__Task prompt__:
Please repeat the records below line for line, swapping each "time in minutes" for "elapsed minutes" and keeping everything else unchanged.

## Start

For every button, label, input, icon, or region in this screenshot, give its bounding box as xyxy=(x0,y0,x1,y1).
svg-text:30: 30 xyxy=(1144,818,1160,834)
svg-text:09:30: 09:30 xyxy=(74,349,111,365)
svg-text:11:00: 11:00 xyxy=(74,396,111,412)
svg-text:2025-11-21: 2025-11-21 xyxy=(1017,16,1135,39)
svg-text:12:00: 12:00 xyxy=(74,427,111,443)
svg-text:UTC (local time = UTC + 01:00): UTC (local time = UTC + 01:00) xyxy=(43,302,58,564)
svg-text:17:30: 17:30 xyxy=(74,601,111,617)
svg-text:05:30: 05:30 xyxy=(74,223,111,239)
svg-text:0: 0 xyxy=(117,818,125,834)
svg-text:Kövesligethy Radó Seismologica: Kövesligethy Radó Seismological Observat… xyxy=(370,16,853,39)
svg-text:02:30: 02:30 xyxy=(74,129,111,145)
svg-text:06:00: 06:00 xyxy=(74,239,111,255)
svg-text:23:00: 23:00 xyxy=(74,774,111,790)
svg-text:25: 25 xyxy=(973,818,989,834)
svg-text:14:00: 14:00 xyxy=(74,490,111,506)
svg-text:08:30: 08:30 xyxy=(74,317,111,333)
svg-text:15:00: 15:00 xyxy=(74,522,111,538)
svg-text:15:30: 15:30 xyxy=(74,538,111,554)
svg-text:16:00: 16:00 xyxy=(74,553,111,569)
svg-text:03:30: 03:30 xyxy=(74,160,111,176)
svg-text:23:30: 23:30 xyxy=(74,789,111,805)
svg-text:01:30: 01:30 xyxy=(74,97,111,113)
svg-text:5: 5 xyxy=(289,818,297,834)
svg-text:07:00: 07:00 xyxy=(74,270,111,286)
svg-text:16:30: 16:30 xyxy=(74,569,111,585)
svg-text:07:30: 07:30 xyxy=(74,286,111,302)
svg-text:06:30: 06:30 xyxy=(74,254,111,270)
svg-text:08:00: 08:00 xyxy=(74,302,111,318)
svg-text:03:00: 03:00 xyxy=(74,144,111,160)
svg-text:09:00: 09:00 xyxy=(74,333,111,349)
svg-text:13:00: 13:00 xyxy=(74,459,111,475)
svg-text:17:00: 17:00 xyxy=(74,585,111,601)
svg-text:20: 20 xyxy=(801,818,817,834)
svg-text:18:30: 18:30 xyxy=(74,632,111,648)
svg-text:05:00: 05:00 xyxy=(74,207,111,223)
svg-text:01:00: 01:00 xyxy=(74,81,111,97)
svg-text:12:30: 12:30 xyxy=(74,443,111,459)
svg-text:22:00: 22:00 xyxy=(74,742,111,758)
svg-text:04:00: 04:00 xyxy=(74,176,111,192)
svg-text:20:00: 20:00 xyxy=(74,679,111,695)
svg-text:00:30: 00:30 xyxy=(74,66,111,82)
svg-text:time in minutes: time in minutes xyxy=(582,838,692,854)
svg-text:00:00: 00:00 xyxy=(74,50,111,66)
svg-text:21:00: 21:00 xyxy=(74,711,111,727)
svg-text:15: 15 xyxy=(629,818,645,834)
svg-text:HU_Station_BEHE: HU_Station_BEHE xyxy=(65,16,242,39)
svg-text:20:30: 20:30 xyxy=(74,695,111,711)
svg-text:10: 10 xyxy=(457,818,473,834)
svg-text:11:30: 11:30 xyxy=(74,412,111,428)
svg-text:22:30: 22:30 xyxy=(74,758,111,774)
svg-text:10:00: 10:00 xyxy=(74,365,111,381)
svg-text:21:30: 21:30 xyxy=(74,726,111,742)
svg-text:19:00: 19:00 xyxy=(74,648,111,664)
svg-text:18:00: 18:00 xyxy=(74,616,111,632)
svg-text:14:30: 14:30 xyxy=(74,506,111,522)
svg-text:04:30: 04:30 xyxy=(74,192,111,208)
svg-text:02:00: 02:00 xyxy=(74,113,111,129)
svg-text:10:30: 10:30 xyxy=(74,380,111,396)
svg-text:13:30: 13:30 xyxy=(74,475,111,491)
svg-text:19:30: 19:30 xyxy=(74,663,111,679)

## End

__Output of the exercise__:
For every button, label, input, icon, or region in this screenshot, give its bounding box as xyxy=(x0,y0,x1,y1).
svg-text:30: 30 xyxy=(1144,818,1160,834)
svg-text:09:30: 09:30 xyxy=(74,349,111,365)
svg-text:11:00: 11:00 xyxy=(74,396,111,412)
svg-text:2025-11-21: 2025-11-21 xyxy=(1017,16,1135,39)
svg-text:12:00: 12:00 xyxy=(74,427,111,443)
svg-text:UTC (local time = UTC + 01:00): UTC (local time = UTC + 01:00) xyxy=(43,302,58,564)
svg-text:17:30: 17:30 xyxy=(74,601,111,617)
svg-text:05:30: 05:30 xyxy=(74,223,111,239)
svg-text:0: 0 xyxy=(117,818,125,834)
svg-text:Kövesligethy Radó Seismologica: Kövesligethy Radó Seismological Observat… xyxy=(370,16,853,39)
svg-text:02:30: 02:30 xyxy=(74,129,111,145)
svg-text:06:00: 06:00 xyxy=(74,239,111,255)
svg-text:23:00: 23:00 xyxy=(74,774,111,790)
svg-text:25: 25 xyxy=(973,818,989,834)
svg-text:14:00: 14:00 xyxy=(74,490,111,506)
svg-text:08:30: 08:30 xyxy=(74,317,111,333)
svg-text:15:00: 15:00 xyxy=(74,522,111,538)
svg-text:15:30: 15:30 xyxy=(74,538,111,554)
svg-text:16:00: 16:00 xyxy=(74,553,111,569)
svg-text:03:30: 03:30 xyxy=(74,160,111,176)
svg-text:23:30: 23:30 xyxy=(74,789,111,805)
svg-text:01:30: 01:30 xyxy=(74,97,111,113)
svg-text:5: 5 xyxy=(289,818,297,834)
svg-text:07:00: 07:00 xyxy=(74,270,111,286)
svg-text:16:30: 16:30 xyxy=(74,569,111,585)
svg-text:07:30: 07:30 xyxy=(74,286,111,302)
svg-text:06:30: 06:30 xyxy=(74,254,111,270)
svg-text:08:00: 08:00 xyxy=(74,302,111,318)
svg-text:03:00: 03:00 xyxy=(74,144,111,160)
svg-text:09:00: 09:00 xyxy=(74,333,111,349)
svg-text:13:00: 13:00 xyxy=(74,459,111,475)
svg-text:17:00: 17:00 xyxy=(74,585,111,601)
svg-text:20: 20 xyxy=(801,818,817,834)
svg-text:18:30: 18:30 xyxy=(74,632,111,648)
svg-text:05:00: 05:00 xyxy=(74,207,111,223)
svg-text:01:00: 01:00 xyxy=(74,81,111,97)
svg-text:12:30: 12:30 xyxy=(74,443,111,459)
svg-text:22:00: 22:00 xyxy=(74,742,111,758)
svg-text:04:00: 04:00 xyxy=(74,176,111,192)
svg-text:20:00: 20:00 xyxy=(74,679,111,695)
svg-text:00:30: 00:30 xyxy=(74,66,111,82)
svg-text:elapsed minutes: elapsed minutes xyxy=(582,838,692,854)
svg-text:00:00: 00:00 xyxy=(74,50,111,66)
svg-text:21:00: 21:00 xyxy=(74,711,111,727)
svg-text:15: 15 xyxy=(629,818,645,834)
svg-text:HU_Station_BEHE: HU_Station_BEHE xyxy=(65,16,242,39)
svg-text:20:30: 20:30 xyxy=(74,695,111,711)
svg-text:10: 10 xyxy=(457,818,473,834)
svg-text:11:30: 11:30 xyxy=(74,412,111,428)
svg-text:22:30: 22:30 xyxy=(74,758,111,774)
svg-text:10:00: 10:00 xyxy=(74,365,111,381)
svg-text:21:30: 21:30 xyxy=(74,726,111,742)
svg-text:19:00: 19:00 xyxy=(74,648,111,664)
svg-text:18:00: 18:00 xyxy=(74,616,111,632)
svg-text:14:30: 14:30 xyxy=(74,506,111,522)
svg-text:04:30: 04:30 xyxy=(74,192,111,208)
svg-text:02:00: 02:00 xyxy=(74,113,111,129)
svg-text:10:30: 10:30 xyxy=(74,380,111,396)
svg-text:13:30: 13:30 xyxy=(74,475,111,491)
svg-text:19:30: 19:30 xyxy=(74,663,111,679)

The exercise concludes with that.